> TASK
Would you write out the entries below, every one of them, exactly?

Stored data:
☆ ☆ ☆ ☆ ☆ ☆ ☆

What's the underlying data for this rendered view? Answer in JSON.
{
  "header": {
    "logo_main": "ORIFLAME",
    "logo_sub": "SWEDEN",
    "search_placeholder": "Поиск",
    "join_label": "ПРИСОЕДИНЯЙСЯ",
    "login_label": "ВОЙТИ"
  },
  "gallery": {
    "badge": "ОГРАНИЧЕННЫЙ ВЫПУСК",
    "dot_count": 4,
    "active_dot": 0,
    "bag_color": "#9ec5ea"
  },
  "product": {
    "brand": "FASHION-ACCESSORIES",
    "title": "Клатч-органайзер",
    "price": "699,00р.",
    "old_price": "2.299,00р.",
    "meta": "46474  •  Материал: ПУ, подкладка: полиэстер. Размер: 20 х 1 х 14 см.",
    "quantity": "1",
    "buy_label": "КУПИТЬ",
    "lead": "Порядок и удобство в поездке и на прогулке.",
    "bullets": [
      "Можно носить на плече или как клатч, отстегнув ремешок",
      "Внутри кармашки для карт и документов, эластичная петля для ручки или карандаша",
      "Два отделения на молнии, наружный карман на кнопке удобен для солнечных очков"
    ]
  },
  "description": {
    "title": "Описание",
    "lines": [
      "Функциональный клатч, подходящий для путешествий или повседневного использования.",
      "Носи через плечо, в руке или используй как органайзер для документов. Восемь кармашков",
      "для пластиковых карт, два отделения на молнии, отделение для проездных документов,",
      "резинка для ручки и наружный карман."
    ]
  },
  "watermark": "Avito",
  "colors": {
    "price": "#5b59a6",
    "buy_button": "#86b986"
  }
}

☆ ☆ ☆ ☆ ☆ ☆ ☆

> EXPECTED OUTPUT
What's the underlying data for this rendered view? Answer in JSON.
{
  "header": {
    "logo_main": "ORIFLAME",
    "logo_sub": "SWEDEN",
    "search_placeholder": "Поиск",
    "join_label": "ПРИСОЕДИНЯЙСЯ",
    "login_label": "ВОЙТИ"
  },
  "gallery": {
    "badge": "ОГРАНИЧЕННЫЙ ВЫПУСК",
    "dot_count": 4,
    "active_dot": 0,
    "bag_color": "#9ec5ea"
  },
  "product": {
    "brand": "FASHION-ACCESSORIES",
    "title": "Клатч-органайзер",
    "price": "699,00р.",
    "old_price": "2.299,00р.",
    "meta": "46474  •  Материал: ПУ, подкладка: полиэстер. Размер: 20 х 1 х 14 см.",
    "quantity": "1",
    "buy_label": "КУПИТЬ",
    "lead": "Порядок и удобство в поездке и на прогулке.",
    "bullets": [
      "Можно носить на плече или как клатч, отстегнув ремешок",
      "Внутри кармашки для карт и документов, эластичная петля для ручки или карандаша",
      "Два отделения на молнии, наружный карман на кнопке удобен для солнечных очков"
    ]
  },
  "description": {
    "title": "Описание",
    "lines": [
      "Функциональный клатч, подходящий для путешествий или повседневного использования.",
      "Носи через плечо, в руке или используй как органайзер для документов. Восемь кармашков",
      "для пластиковых карт, два отделения на молнии, отделение для проездных документов,",
      "резинка для ручки и наружный карман."
    ]
  },
  "watermark": "Avito",
  "colors": {
    "price": "#5b59a6",
    "buy_button": "#86b986"
  }
}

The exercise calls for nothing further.